Data items
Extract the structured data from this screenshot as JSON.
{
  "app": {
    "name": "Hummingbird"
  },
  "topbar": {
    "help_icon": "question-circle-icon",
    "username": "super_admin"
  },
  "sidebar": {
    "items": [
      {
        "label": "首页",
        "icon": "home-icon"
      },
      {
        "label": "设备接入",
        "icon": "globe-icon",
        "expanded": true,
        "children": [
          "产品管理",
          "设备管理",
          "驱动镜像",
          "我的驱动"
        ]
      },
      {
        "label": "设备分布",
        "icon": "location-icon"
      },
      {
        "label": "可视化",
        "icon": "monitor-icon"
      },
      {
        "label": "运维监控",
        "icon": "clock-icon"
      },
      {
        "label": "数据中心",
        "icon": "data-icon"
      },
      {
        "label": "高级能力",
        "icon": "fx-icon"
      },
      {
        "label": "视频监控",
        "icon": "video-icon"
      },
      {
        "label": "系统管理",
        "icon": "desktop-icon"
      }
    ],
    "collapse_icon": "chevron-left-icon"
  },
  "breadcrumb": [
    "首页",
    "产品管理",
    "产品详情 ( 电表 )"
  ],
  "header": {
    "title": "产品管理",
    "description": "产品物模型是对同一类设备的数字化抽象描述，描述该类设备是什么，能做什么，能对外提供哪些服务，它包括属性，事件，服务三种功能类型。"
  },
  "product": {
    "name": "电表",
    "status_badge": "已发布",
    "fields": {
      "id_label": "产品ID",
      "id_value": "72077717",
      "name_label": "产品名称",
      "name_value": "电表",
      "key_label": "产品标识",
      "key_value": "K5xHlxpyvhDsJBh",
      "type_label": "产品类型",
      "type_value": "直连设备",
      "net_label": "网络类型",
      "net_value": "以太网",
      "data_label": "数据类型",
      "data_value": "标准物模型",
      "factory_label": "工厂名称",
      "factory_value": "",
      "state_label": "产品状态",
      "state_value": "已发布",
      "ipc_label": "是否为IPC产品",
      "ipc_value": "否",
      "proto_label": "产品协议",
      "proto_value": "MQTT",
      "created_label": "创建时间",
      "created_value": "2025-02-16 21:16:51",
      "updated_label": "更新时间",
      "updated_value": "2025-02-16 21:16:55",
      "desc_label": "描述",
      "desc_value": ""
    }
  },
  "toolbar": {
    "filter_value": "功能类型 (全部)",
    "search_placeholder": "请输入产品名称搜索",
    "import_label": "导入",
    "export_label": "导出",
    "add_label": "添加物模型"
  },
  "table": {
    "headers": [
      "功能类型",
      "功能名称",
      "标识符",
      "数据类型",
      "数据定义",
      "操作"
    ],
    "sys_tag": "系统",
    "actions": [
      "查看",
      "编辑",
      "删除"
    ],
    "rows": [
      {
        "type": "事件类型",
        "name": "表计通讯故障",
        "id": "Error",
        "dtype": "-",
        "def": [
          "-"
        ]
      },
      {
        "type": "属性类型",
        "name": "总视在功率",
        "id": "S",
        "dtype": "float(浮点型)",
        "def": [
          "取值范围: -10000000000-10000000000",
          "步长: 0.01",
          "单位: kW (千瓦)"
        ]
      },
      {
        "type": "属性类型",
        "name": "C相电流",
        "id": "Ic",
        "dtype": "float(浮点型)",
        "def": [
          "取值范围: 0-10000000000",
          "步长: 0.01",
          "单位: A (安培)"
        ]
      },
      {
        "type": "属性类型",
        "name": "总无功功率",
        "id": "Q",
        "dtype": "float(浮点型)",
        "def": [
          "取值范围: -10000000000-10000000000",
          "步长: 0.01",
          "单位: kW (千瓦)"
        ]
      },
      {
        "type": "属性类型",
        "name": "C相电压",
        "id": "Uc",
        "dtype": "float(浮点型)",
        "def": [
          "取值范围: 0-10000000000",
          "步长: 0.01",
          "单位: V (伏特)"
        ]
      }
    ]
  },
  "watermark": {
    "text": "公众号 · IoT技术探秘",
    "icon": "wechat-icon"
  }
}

[The task]:
Output all of the material exactly as written.

[Reply to the task]:
Extract the structured data from this screenshot as JSON.
{
  "app": {
    "name": "Hummingbird"
  },
  "topbar": {
    "help_icon": "question-circle-icon",
    "username": "super_admin"
  },
  "sidebar": {
    "items": [
      {
        "label": "首页",
        "icon": "home-icon"
      },
      {
        "label": "设备接入",
        "icon": "globe-icon",
        "expanded": true,
        "children": [
          "产品管理",
          "设备管理",
          "驱动镜像",
          "我的驱动"
        ]
      },
      {
        "label": "设备分布",
        "icon": "location-icon"
      },
      {
        "label": "可视化",
        "icon": "monitor-icon"
      },
      {
        "label": "运维监控",
        "icon": "clock-icon"
      },
      {
        "label": "数据中心",
        "icon": "data-icon"
      },
      {
        "label": "高级能力",
        "icon": "fx-icon"
      },
      {
        "label": "视频监控",
        "icon": "video-icon"
      },
      {
        "label": "系统管理",
        "icon": "desktop-icon"
      }
    ],
    "collapse_icon": "chevron-left-icon"
  },
  "breadcrumb": [
    "首页",
    "产品管理",
    "产品详情 ( 电表 )"
  ],
  "header": {
    "title": "产品管理",
    "description": "产品物模型是对同一类设备的数字化抽象描述，描述该类设备是什么，能做什么，能对外提供哪些服务，它包括属性，事件，服务三种功能类型。"
  },
  "product": {
    "name": "电表",
    "status_badge": "已发布",
    "fields": {
      "id_label": "产品ID",
      "id_value": "72077717",
      "name_label": "产品名称",
      "name_value": "电表",
      "key_label": "产品标识",
      "key_value": "K5xHlxpyvhDsJBh",
      "type_label": "产品类型",
      "type_value": "直连设备",
      "net_label": "网络类型",
      "net_value": "以太网",
      "data_label": "数据类型",
      "data_value": "标准物模型",
      "factory_label": "工厂名称",
      "factory_value": "",
      "state_label": "产品状态",
      "state_value": "已发布",
      "ipc_label": "是否为IPC产品",
      "ipc_value": "否",
      "proto_label": "产品协议",
      "proto_value": "MQTT",
      "created_label": "创建时间",
      "created_value": "2025-02-16 21:16:51",
      "updated_label": "更新时间",
      "updated_value": "2025-02-16 21:16:55",
      "desc_label": "描述",
      "desc_value": ""
    }
  },
  "toolbar": {
    "filter_value": "功能类型 (全部)",
    "search_placeholder": "请输入产品名称搜索",
    "import_label": "导入",
    "export_label": "导出",
    "add_label": "添加物模型"
  },
  "table": {
    "headers": [
      "功能类型",
      "功能名称",
      "标识符",
      "数据类型",
      "数据定义",
      "操作"
    ],
    "sys_tag": "系统",
    "actions": [
      "查看",
      "编辑",
      "删除"
    ],
    "rows": [
      {
        "type": "事件类型",
        "name": "表计通讯故障",
        "id": "Error",
        "dtype": "-",
        "def": [
          "-"
        ]
      },
      {
        "type": "属性类型",
        "name": "总视在功率",
        "id": "S",
        "dtype": "float(浮点型)",
        "def": [
          "取值范围: -10000000000-10000000000",
          "步长: 0.01",
          "单位: kW (千瓦)"
        ]
      },
      {
        "type": "属性类型",
        "name": "C相电流",
        "id": "Ic",
        "dtype": "float(浮点型)",
        "def": [
          "取值范围: 0-10000000000",
          "步长: 0.01",
          "单位: A (安培)"
        ]
      },
      {
        "type": "属性类型",
        "name": "总无功功率",
        "id": "Q",
        "dtype": "float(浮点型)",
        "def": [
          "取值范围: -10000000000-10000000000",
          "步长: 0.01",
          "单位: kW (千瓦)"
        ]
      },
      {
        "type": "属性类型",
        "name": "C相电压",
        "id": "Uc",
        "dtype": "float(浮点型)",
        "def": [
          "取值范围: 0-10000000000",
          "步长: 0.01",
          "单位: V (伏特)"
        ]
      }
    ]
  },
  "watermark": {
    "text": "公众号 · IoT技术探秘",
    "icon": "wechat-icon"
  }
}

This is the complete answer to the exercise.